[BEGIN The input]
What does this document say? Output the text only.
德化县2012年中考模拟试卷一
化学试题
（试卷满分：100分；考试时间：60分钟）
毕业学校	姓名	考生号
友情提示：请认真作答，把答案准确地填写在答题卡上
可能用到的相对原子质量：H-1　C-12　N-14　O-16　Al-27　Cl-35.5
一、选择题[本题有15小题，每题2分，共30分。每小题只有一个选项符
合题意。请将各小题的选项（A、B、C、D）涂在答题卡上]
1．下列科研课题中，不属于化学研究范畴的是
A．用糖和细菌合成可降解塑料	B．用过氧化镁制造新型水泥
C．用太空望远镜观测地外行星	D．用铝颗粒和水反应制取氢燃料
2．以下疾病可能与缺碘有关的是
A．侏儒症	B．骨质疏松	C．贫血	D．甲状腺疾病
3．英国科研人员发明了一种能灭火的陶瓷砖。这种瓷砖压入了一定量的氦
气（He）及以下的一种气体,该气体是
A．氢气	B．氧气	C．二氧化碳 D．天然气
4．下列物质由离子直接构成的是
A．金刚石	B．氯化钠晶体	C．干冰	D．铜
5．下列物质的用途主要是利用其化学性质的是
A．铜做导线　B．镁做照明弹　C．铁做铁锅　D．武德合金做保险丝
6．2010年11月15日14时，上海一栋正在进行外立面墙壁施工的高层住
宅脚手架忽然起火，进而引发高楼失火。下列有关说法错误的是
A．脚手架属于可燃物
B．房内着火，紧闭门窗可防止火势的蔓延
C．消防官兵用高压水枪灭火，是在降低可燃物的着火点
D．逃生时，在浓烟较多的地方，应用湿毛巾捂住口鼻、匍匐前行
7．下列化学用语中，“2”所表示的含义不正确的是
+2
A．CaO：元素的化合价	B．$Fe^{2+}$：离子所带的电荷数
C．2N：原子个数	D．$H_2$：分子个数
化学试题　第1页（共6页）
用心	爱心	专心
[END The input]
Directive:
Please reproduce the entire listing, exactly as shown.

Exercise solution:
What does this document say? Output the text only.
德化县2012年中考模拟试卷一
化学试题
（试卷满分：100分；考试时间：60分钟）
毕业学校	姓名	考生号
友情提示：请认真作答，把答案准确地填写在答题卡上
可能用到的相对原子质量：H-1　C-12　N-14　O-16　Al-27　Cl-35.5
一、选择题[本题有15小题，每题2分，共30分。每小题只有一个选项符
合题意。请将各小题的选项（A、B、C、D）涂在答题卡上]
1．下列科研课题中，不属于化学研究范畴的是
A．用糖和细菌合成可降解塑料	B．用过氧化镁制造新型水泥
C．用太空望远镜观测地外行星	D．用铝颗粒和水反应制取氢燃料
2．以下疾病可能与缺碘有关的是
A．侏儒症	B．骨质疏松	C．贫血	D．甲状腺疾病
3．英国科研人员发明了一种能灭火的陶瓷砖。这种瓷砖压入了一定量的氦
气（He）及以下的一种气体,该气体是
A．氢气	B．氧气	C．二氧化碳 D．天然气
4．下列物质由离子直接构成的是
A．金刚石	B．氯化钠晶体	C．干冰	D．铜
5．下列物质的用途主要是利用其化学性质的是
A．铜做导线　B．镁做照明弹　C．铁做铁锅　D．武德合金做保险丝
6．2010年11月15日14时，上海一栋正在进行外立面墙壁施工的高层住
宅脚手架忽然起火，进而引发高楼失火。下列有关说法错误的是
A．脚手架属于可燃物
B．房内着火，紧闭门窗可防止火势的蔓延
C．消防官兵用高压水枪灭火，是在降低可燃物的着火点
D．逃生时，在浓烟较多的地方，应用湿毛巾捂住口鼻、匍匐前行
7．下列化学用语中，“2”所表示的含义不正确的是
+2
A．CaO：元素的化合价	B．$Fe^{2+}$：离子所带的电荷数
C．2N：原子个数	D．$H_2$：分子个数
化学试题　第1页（共6页）
用心	爱心	专心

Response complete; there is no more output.